### Do this
Every line below is to be quoted exactly, with nothing added or dropped.

--- start of Given data ---

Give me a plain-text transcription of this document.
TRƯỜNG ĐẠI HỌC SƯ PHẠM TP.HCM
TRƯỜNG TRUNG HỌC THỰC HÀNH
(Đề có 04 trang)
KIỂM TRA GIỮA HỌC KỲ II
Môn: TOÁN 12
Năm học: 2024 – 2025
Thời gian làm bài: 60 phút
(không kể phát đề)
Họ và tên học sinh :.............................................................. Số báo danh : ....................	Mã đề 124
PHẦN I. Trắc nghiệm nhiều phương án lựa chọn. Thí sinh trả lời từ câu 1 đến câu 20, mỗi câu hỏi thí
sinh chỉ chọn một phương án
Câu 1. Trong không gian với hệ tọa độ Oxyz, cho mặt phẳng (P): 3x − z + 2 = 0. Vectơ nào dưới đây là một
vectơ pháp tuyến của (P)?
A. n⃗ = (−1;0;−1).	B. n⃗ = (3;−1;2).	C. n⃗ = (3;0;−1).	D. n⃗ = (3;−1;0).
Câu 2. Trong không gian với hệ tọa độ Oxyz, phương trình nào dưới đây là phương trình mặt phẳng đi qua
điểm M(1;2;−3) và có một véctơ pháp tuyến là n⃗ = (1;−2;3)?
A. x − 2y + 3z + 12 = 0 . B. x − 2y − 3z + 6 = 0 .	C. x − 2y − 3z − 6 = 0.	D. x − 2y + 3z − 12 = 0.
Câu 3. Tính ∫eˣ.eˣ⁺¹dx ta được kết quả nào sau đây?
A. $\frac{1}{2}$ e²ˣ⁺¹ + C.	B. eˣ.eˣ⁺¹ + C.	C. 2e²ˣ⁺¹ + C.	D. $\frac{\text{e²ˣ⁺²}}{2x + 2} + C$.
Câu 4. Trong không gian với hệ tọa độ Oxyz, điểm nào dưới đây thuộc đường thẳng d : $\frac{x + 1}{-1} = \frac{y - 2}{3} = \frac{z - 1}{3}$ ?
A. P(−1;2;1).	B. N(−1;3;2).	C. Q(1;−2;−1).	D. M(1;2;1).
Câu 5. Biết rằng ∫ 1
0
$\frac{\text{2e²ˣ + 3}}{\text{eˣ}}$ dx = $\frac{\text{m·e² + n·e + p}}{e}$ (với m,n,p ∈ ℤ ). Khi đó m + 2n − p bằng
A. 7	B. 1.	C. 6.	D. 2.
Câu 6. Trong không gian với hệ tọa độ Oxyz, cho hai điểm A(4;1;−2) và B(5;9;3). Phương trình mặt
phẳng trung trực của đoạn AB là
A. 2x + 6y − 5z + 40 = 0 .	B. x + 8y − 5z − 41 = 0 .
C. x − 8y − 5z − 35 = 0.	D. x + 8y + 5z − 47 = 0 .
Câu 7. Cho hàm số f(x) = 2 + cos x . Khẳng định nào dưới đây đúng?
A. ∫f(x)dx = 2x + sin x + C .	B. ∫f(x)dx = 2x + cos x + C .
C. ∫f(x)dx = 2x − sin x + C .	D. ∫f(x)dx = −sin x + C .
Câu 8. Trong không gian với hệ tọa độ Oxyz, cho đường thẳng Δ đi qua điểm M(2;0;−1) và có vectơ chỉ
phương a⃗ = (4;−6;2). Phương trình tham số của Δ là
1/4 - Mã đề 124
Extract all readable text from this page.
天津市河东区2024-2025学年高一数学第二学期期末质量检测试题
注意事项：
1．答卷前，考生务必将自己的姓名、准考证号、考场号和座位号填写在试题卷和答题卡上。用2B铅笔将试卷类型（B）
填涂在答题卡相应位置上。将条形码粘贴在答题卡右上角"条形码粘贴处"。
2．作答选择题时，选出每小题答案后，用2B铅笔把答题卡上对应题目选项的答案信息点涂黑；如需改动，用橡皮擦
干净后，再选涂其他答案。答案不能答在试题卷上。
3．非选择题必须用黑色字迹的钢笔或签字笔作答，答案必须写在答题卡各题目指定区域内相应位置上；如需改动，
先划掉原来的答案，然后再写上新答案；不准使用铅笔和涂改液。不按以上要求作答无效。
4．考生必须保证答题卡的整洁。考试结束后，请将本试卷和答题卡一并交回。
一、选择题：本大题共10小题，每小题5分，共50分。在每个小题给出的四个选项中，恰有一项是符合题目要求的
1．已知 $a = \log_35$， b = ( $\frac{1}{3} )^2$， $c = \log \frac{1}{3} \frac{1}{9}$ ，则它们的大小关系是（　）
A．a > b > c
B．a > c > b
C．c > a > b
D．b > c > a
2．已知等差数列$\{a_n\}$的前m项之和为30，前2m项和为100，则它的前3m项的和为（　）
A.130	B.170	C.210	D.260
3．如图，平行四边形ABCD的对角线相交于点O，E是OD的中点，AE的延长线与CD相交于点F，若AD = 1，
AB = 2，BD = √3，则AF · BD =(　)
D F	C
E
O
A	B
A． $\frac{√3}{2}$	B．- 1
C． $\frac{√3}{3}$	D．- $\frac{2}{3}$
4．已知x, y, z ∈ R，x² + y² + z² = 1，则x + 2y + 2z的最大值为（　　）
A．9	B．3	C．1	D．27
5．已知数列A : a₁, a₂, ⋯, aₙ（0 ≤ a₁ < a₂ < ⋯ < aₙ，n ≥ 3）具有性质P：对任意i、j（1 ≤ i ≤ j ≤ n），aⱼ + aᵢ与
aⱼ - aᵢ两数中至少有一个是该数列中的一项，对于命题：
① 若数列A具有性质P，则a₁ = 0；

--- end of Given data ---

### Problem solution
Give me a plain-text transcription of this document.
TRƯỜNG ĐẠI HỌC SƯ PHẠM TP.HCM
TRƯỜNG TRUNG HỌC THỰC HÀNH
(Đề có 04 trang)
KIỂM TRA GIỮA HỌC KỲ II
Môn: TOÁN 12
Năm học: 2024 – 2025
Thời gian làm bài: 60 phút
(không kể phát đề)
Họ và tên học sinh :.............................................................. Số báo danh : ....................	Mã đề 124
PHẦN I. Trắc nghiệm nhiều phương án lựa chọn. Thí sinh trả lời từ câu 1 đến câu 20, mỗi câu hỏi thí
sinh chỉ chọn một phương án
Câu 1. Trong không gian với hệ tọa độ Oxyz, cho mặt phẳng (P): 3x − z + 2 = 0. Vectơ nào dưới đây là một
vectơ pháp tuyến của (P)?
A. n⃗ = (−1;0;−1).	B. n⃗ = (3;−1;2).	C. n⃗ = (3;0;−1).	D. n⃗ = (3;−1;0).
Câu 2. Trong không gian với hệ tọa độ Oxyz, phương trình nào dưới đây là phương trình mặt phẳng đi qua
điểm M(1;2;−3) và có một véctơ pháp tuyến là n⃗ = (1;−2;3)?
A. x − 2y + 3z + 12 = 0 . B. x − 2y − 3z + 6 = 0 .	C. x − 2y − 3z − 6 = 0.	D. x − 2y + 3z − 12 = 0.
Câu 3. Tính ∫eˣ.eˣ⁺¹dx ta được kết quả nào sau đây?
A. $\frac{1}{2}$ e²ˣ⁺¹ + C.	B. eˣ.eˣ⁺¹ + C.	C. 2e²ˣ⁺¹ + C.	D. $\frac{\text{e²ˣ⁺²}}{2x + 2} + C$.
Câu 4. Trong không gian với hệ tọa độ Oxyz, điểm nào dưới đây thuộc đường thẳng d : $\frac{x + 1}{-1} = \frac{y - 2}{3} = \frac{z - 1}{3}$ ?
A. P(−1;2;1).	B. N(−1;3;2).	C. Q(1;−2;−1).	D. M(1;2;1).
Câu 5. Biết rằng ∫ 1
0
$\frac{\text{2e²ˣ + 3}}{\text{eˣ}}$ dx = $\frac{\text{m·e² + n·e + p}}{e}$ (với m,n,p ∈ ℤ ). Khi đó m + 2n − p bằng
A. 7	B. 1.	C. 6.	D. 2.
Câu 6. Trong không gian với hệ tọa độ Oxyz, cho hai điểm A(4;1;−2) và B(5;9;3). Phương trình mặt
phẳng trung trực của đoạn AB là
A. 2x + 6y − 5z + 40 = 0 .	B. x + 8y − 5z − 41 = 0 .
C. x − 8y − 5z − 35 = 0.	D. x + 8y + 5z − 47 = 0 .
Câu 7. Cho hàm số f(x) = 2 + cos x . Khẳng định nào dưới đây đúng?
A. ∫f(x)dx = 2x + sin x + C .	B. ∫f(x)dx = 2x + cos x + C .
C. ∫f(x)dx = 2x − sin x + C .	D. ∫f(x)dx = −sin x + C .
Câu 8. Trong không gian với hệ tọa độ Oxyz, cho đường thẳng Δ đi qua điểm M(2;0;−1) và có vectơ chỉ
phương a⃗ = (4;−6;2). Phương trình tham số của Δ là
1/4 - Mã đề 124
Extract all readable text from this page.
天津市河东区2024-2025学年高一数学第二学期期末质量检测试题
注意事项：
1．答卷前，考生务必将自己的姓名、准考证号、考场号和座位号填写在试题卷和答题卡上。用2B铅笔将试卷类型（B）
填涂在答题卡相应位置上。将条形码粘贴在答题卡右上角"条形码粘贴处"。
2．作答选择题时，选出每小题答案后，用2B铅笔把答题卡上对应题目选项的答案信息点涂黑；如需改动，用橡皮擦
干净后，再选涂其他答案。答案不能答在试题卷上。
3．非选择题必须用黑色字迹的钢笔或签字笔作答，答案必须写在答题卡各题目指定区域内相应位置上；如需改动，
先划掉原来的答案，然后再写上新答案；不准使用铅笔和涂改液。不按以上要求作答无效。
4．考生必须保证答题卡的整洁。考试结束后，请将本试卷和答题卡一并交回。
一、选择题：本大题共10小题，每小题5分，共50分。在每个小题给出的四个选项中，恰有一项是符合题目要求的
1．已知 $a = \log_35$， b = ( $\frac{1}{3} )^2$， $c = \log \frac{1}{3} \frac{1}{9}$ ，则它们的大小关系是（　）
A．a > b > c
B．a > c > b
C．c > a > b
D．b > c > a
2．已知等差数列$\{a_n\}$的前m项之和为30，前2m项和为100，则它的前3m项的和为（　）
A.130	B.170	C.210	D.260
3．如图，平行四边形ABCD的对角线相交于点O，E是OD的中点，AE的延长线与CD相交于点F，若AD = 1，
AB = 2，BD = √3，则AF · BD =(　)
D F	C
E
O
A	B
A． $\frac{√3}{2}$	B．- 1
C． $\frac{√3}{3}$	D．- $\frac{2}{3}$
4．已知x, y, z ∈ R，x² + y² + z² = 1，则x + 2y + 2z的最大值为（　　）
A．9	B．3	C．1	D．27
5．已知数列A : a₁, a₂, ⋯, aₙ（0 ≤ a₁ < a₂ < ⋯ < aₙ，n ≥ 3）具有性质P：对任意i、j（1 ≤ i ≤ j ≤ n），aⱼ + aᵢ与
aⱼ - aᵢ两数中至少有一个是该数列中的一项，对于命题：
① 若数列A具有性质P，则a₁ = 0；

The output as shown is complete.